### [EXERCICES]
1. Les affirmations suivantes concordent-elles avec le texte sur notre rapport à la Nature ? (a) L’Homme a fait de la Nature un objet externe à lui. (b) La crise de la Covid a renforcé les dogmes établis. (c) L’Homme s’est extrait de la Nature au cours des dix dernières années. Répondez par oui ou non, en citant chaque fois les mots décisifs du texte.
2. Rédigez la suite du texte sur notre rapport à la Nature, à partir de sa dernière phrase.

Des arguments aujourd’hui dépassés, non seulement par les études scientifiques et les modélisations financières de ces dix dernières années, mais surtout pas la révolution des dogmes que la crise de la Covid a déclenchée : si l’enjeu en valait vraiment la chandelle, nous pourrions y arriver, « quoi qu’il en coûte ».

D’où l’importance d’explorer un deuxième niveau d’explications : notre rapport à la Nature, où plus précisément notre déconnexion, notre désunification avec elle. Au fil des siècles, l’Homme s’est extrait de la Nature, a refoulé les liens inaliénables qui l’inscrivent dans cette ‘toile de la Vie’. Il en a fait un objet, externe à lui ; un objet à contrôler, à dominer, à exploiter au service de son propre développement. Quel intérêt à « sauver la planète », si elle est une commodité comme les autres ?

Entrées du jeu de données
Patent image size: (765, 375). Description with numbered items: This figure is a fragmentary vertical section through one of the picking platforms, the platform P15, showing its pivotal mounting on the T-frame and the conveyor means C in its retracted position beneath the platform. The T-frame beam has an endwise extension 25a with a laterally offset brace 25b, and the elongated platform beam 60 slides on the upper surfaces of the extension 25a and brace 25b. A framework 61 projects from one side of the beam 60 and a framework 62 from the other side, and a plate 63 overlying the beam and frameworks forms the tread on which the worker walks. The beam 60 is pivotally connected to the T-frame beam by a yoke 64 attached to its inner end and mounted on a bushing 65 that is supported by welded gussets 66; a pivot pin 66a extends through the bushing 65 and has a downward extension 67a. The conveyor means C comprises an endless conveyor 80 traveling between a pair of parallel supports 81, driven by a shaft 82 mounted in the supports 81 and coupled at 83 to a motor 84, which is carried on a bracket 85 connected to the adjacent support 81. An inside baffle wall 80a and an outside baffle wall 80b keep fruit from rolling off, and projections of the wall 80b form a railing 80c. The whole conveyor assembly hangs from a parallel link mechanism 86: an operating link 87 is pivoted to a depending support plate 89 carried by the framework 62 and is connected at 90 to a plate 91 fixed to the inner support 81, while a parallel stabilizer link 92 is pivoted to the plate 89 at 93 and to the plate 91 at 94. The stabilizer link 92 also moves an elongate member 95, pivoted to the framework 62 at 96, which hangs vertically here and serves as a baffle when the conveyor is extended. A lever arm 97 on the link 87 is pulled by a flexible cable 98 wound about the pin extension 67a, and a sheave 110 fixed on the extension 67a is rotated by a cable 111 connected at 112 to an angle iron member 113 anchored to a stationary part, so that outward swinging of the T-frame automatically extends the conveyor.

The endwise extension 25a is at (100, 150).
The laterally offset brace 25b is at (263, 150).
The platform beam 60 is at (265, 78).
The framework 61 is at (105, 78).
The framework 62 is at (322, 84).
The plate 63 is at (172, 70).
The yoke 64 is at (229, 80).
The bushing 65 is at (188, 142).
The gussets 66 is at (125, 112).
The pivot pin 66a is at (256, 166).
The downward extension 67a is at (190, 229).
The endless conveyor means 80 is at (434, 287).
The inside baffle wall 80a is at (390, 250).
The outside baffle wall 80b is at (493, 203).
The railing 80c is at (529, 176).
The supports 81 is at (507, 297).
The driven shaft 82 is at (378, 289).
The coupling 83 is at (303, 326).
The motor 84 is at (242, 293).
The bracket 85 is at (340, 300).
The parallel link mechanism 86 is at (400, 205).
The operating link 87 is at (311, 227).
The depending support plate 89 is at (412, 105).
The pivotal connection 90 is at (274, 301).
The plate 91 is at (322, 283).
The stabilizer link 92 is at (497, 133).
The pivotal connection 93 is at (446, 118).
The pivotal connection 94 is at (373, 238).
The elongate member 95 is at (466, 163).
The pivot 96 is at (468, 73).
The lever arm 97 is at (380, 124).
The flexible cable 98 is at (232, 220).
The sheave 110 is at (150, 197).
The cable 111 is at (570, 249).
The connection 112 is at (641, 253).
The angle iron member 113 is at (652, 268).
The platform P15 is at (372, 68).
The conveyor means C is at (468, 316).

### [RÉPONSES RÉDIGÉES]
1.
(a) Oui : « Il en a fait un objet, externe à lui ».
(b) Non : « la révolution des dogmes que la crise de la Covid a déclenchée ».
(c) Non : « Au fil des siècles, l’Homme s’est extrait de la Nature ».

2.
Aujourd’hui, la plupart des discours politiques restent ancrés dans cette vision utilitariste de la Nature. A l’extrême, il y a les discours belliqueux, qui voient le dérèglement climatique et ses conséquences comme des phénomènes étrangers à nous ; comme des ennemis à notre bon-vivre qu’il faudrait combattre en faisant « la guerre au climat ».

Mais même dans les discours plus mesurés, et tout autant volontaristes, c’est la vision utilitariste qui prédomine : nous sommes exhortés à nous engager dans cette transition écologique pour préserver les conditions de viabilité de l’espèce humaine sur la planète pour les siècles à venir ; pour laisser à nos enfants un monde viable, vivable et durable ; pour relancer l’économie grâce à une croissance verte respectueuse des écosystèmes dont nous dépendons.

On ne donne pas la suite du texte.